AIM: Take each line containing "muestra" and report it exactly as written.
Start RECORD EXTRACTS
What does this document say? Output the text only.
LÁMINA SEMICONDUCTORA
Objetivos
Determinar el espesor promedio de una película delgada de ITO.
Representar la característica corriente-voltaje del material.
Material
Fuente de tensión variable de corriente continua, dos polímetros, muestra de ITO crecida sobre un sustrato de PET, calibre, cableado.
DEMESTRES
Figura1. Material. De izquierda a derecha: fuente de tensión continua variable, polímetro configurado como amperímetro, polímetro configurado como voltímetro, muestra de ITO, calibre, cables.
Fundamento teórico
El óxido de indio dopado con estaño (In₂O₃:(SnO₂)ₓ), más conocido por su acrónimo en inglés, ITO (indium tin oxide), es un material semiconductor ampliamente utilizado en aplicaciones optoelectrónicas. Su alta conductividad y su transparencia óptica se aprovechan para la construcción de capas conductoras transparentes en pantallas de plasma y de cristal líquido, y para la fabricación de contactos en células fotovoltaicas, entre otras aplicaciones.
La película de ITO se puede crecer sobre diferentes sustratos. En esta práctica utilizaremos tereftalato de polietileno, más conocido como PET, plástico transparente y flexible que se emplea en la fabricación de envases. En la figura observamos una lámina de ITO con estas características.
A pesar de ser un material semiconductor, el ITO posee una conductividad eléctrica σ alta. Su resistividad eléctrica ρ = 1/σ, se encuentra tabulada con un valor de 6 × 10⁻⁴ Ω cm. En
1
End RECORD EXTRACTS
CORRECT ANSWER:
Fuente de tensión variable de corriente continua, dos polímetros, muestra de ITO crecida sobre un sustrato de PET, calibre, cableado.
Figura1. Material. De izquierda a derecha: fuente de tensión continua variable, polímetro configurado como amperímetro, polímetro configurado como voltímetro, muestra de ITO, calibre, cables.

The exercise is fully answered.